# START OF Exercise inputs
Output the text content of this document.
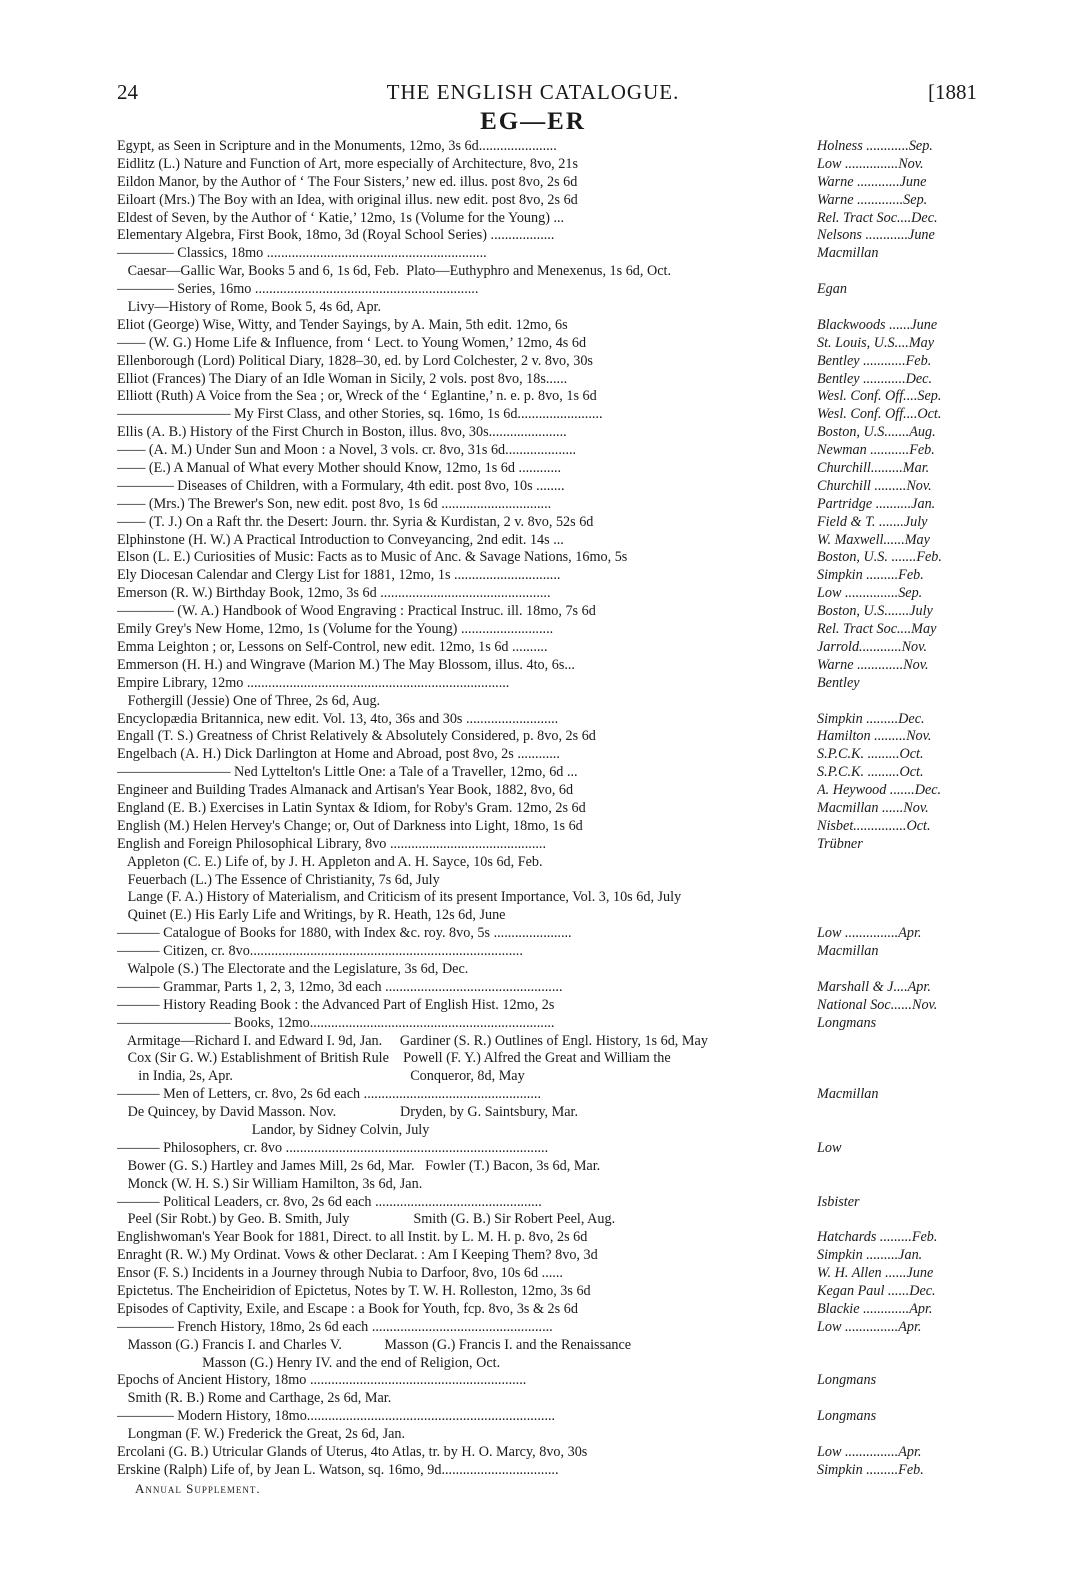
24	THE ENGLISH CATALOGUE.	[1881
EG—ER
Egypt, as Seen in Scripture and in the Monuments, 12mo, 3s 6d......................	Holness ............Sep.
Eidlitz (L.) Nature and Function of Art, more especially of Architecture, 8vo, 21s	Low ...............Nov.
Eildon Manor, by the Author of ‘ The Four Sisters,’ new ed. illus. post 8vo, 2s 6d	Warne ............June
Eiloart (Mrs.) The Boy with an Idea, with original illus. new edit. post 8vo, 2s 6d	Warne .............Sep.
Eldest of Seven, by the Author of ‘ Katie,’ 12mo, 1s (Volume for the Young) ...	Rel. Tract Soc....Dec.
Elementary Algebra, First Book, 18mo, 3d (Royal School Series) ..................	Nelsons ............June
———— Classics, 18mo ..............................................................	Macmillan
Caesar—Gallic War, Books 5 and 6, 1s 6d, Feb.  Plato—Euthyphro and Menexenus, 1s 6d, Oct.
———— Series, 16mo ...............................................................	Egan
Livy—History of Rome, Book 5, 4s 6d, Apr.
Eliot (George) Wise, Witty, and Tender Sayings, by A. Main, 5th edit. 12mo, 6s	Blackwoods ......June
—— (W. G.) Home Life & Influence, from ‘ Lect. to Young Women,’ 12mo, 4s 6d	St. Louis, U.S....May
Ellenborough (Lord) Political Diary, 1828–30, ed. by Lord Colchester, 2 v. 8vo, 30s	Bentley ............Feb.
Elliot (Frances) The Diary of an Idle Woman in Sicily, 2 vols. post 8vo, 18s......	Bentley ............Dec.
Elliott (Ruth) A Voice from the Sea ; or, Wreck of the ‘ Eglantine,’ n. e. p. 8vo, 1s 6d	Wesl. Conf. Off....Sep.
———————— My First Class, and other Stories, sq. 16mo, 1s 6d........................	Wesl. Conf. Off....Oct.
Ellis (A. B.) History of the First Church in Boston, illus. 8vo, 30s......................	Boston, U.S.......Aug.
—— (A. M.) Under Sun and Moon : a Novel, 3 vols. cr. 8vo, 31s 6d....................	Newman ...........Feb.
—— (E.) A Manual of What every Mother should Know, 12mo, 1s 6d ............	Churchill.........Mar.
———— Diseases of Children, with a Formulary, 4th edit. post 8vo, 10s ........	Churchill .........Nov.
—— (Mrs.) The Brewer's Son, new edit. post 8vo, 1s 6d ...............................	Partridge ..........Jan.
—— (T. J.) On a Raft thr. the Desert: Journ. thr. Syria & Kurdistan, 2 v. 8vo, 52s 6d	Field & T. .......July
Elphinstone (H. W.) A Practical Introduction to Conveyancing, 2nd edit. 14s ...	W. Maxwell......May
Elson (L. E.) Curiosities of Music: Facts as to Music of Anc. & Savage Nations, 16mo, 5s	Boston, U.S. .......Feb.
Ely Diocesan Calendar and Clergy List for 1881, 12mo, 1s ..............................	Simpkin .........Feb.
Emerson (R. W.) Birthday Book, 12mo, 3s 6d ................................................	Low ...............Sep.
———— (W. A.) Handbook of Wood Engraving : Practical Instruc. ill. 18mo, 7s 6d	Boston, U.S.......July
Emily Grey's New Home, 12mo, 1s (Volume for the Young) ..........................	Rel. Tract Soc....May
Emma Leighton ; or, Lessons on Self-Control, new edit. 12mo, 1s 6d ..........	Jarrold............Nov.
Emmerson (H. H.) and Wingrave (Marion M.) The May Blossom, illus. 4to, 6s...	Warne .............Nov.
Empire Library, 12mo ..........................................................................	Bentley
Fothergill (Jessie) One of Three, 2s 6d, Aug.
Encyclopædia Britannica, new edit. Vol. 13, 4to, 36s and 30s ..........................	Simpkin .........Dec.
Engall (T. S.) Greatness of Christ Relatively & Absolutely Considered, p. 8vo, 2s 6d	Hamilton .........Nov.
Engelbach (A. H.) Dick Darlington at Home and Abroad, post 8vo, 2s ............	S.P.C.K. .........Oct.
———————— Ned Lyttelton's Little One: a Tale of a Traveller, 12mo, 6d ...	S.P.C.K. .........Oct.
Engineer and Building Trades Almanack and Artisan's Year Book, 1882, 8vo, 6d	A. Heywood .......Dec.
England (E. B.) Exercises in Latin Syntax & Idiom, for Roby's Gram. 12mo, 2s 6d	Macmillan ......Nov.
English (M.) Helen Hervey's Change; or, Out of Darkness into Light, 18mo, 1s 6d	Nisbet...............Oct.
English and Foreign Philosophical Library, 8vo ............................................	Trübner
Appleton (C. E.) Life of, by J. H. Appleton and A. H. Sayce, 10s 6d, Feb.
Feuerbach (L.) The Essence of Christianity, 7s 6d, July
Lange (F. A.) History of Materialism, and Criticism of its present Importance, Vol. 3, 10s 6d, July
Quinet (E.) His Early Life and Writings, by R. Heath, 12s 6d, June
——— Catalogue of Books for 1880, with Index &c. roy. 8vo, 5s ......................	Low ...............Apr.
——— Citizen, cr. 8vo.............................................................................	Macmillan
Walpole (S.) The Electorate and the Legislature, 3s 6d, Dec.
——— Grammar, Parts 1, 2, 3, 12mo, 3d each ..................................................	Marshall & J....Apr.
——— History Reading Book : the Advanced Part of English Hist. 12mo, 2s	National Soc......Nov.
———————— Books, 12mo.....................................................................	Longmans
Armitage—Richard I. and Edward I. 9d, Jan.     Gardiner (S. R.) Outlines of Engl. History, 1s 6d, May
Cox (Sir G. W.) Establishment of British Rule    Powell (F. Y.) Alfred the Great and William the
in India, 2s, Apr.                                                  Conqueror, 8d, May
——— Men of Letters, cr. 8vo, 2s 6d each ..................................................	Macmillan
De Quincey, by David Masson. Nov.                  Dryden, by G. Saintsbury, Mar.
Landor, by Sidney Colvin, July
——— Philosophers, cr. 8vo ..........................................................................	Low
Bower (G. S.) Hartley and James Mill, 2s 6d, Mar.   Fowler (T.) Bacon, 3s 6d, Mar.
Monck (W. H. S.) Sir William Hamilton, 3s 6d, Jan.
——— Political Leaders, cr. 8vo, 2s 6d each ...............................................	Isbister
Peel (Sir Robt.) by Geo. B. Smith, July                  Smith (G. B.) Sir Robert Peel, Aug.
Englishwoman's Year Book for 1881, Direct. to all Instit. by L. M. H. p. 8vo, 2s 6d	Hatchards .........Feb.
Enraght (R. W.) My Ordinat. Vows & other Declarat. : Am I Keeping Them? 8vo, 3d	Simpkin .........Jan.
Ensor (F. S.) Incidents in a Journey through Nubia to Darfoor, 8vo, 10s 6d ......	W. H. Allen ......June
Epictetus. The Encheiridion of Epictetus, Notes by T. W. H. Rolleston, 12mo, 3s 6d	Kegan Paul ......Dec.
Episodes of Captivity, Exile, and Escape : a Book for Youth, fcp. 8vo, 3s & 2s 6d	Blackie .............Apr.
———— French History, 18mo, 2s 6d each ...................................................	Low ...............Apr.
Masson (G.) Francis I. and Charles V.            Masson (G.) Francis I. and the Renaissance
Masson (G.) Henry IV. and the end of Religion, Oct.
Epochs of Ancient History, 18mo .............................................................	Longmans
Smith (R. B.) Rome and Carthage, 2s 6d, Mar.
———— Modern History, 18mo......................................................................	Longmans
Longman (F. W.) Frederick the Great, 2s 6d, Jan.
Ercolani (G. B.) Utricular Glands of Uterus, 4to Atlas, tr. by H. O. Marcy, 8vo, 30s	Low ...............Apr.
Erskine (Ralph) Life of, by Jean L. Watson, sq. 16mo, 9d.................................	Simpkin .........Feb.
Annual Supplement.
# END OF Exercise inputs
◆ **Task to complete**
Copy every line in the entries above that has the string "from" in it.

◆ **Reply**
—— (W. G.) Home Life & Influence, from ‘ Lect. to Young Women,’ 12mo, 4s 6d	St. Louis, U.S....May
Elliott (Ruth) A Voice from the Sea ; or, Wreck of the ‘ Eglantine,’ n. e. p. 8vo, 1s 6d	Wesl. Conf. Off....Sep.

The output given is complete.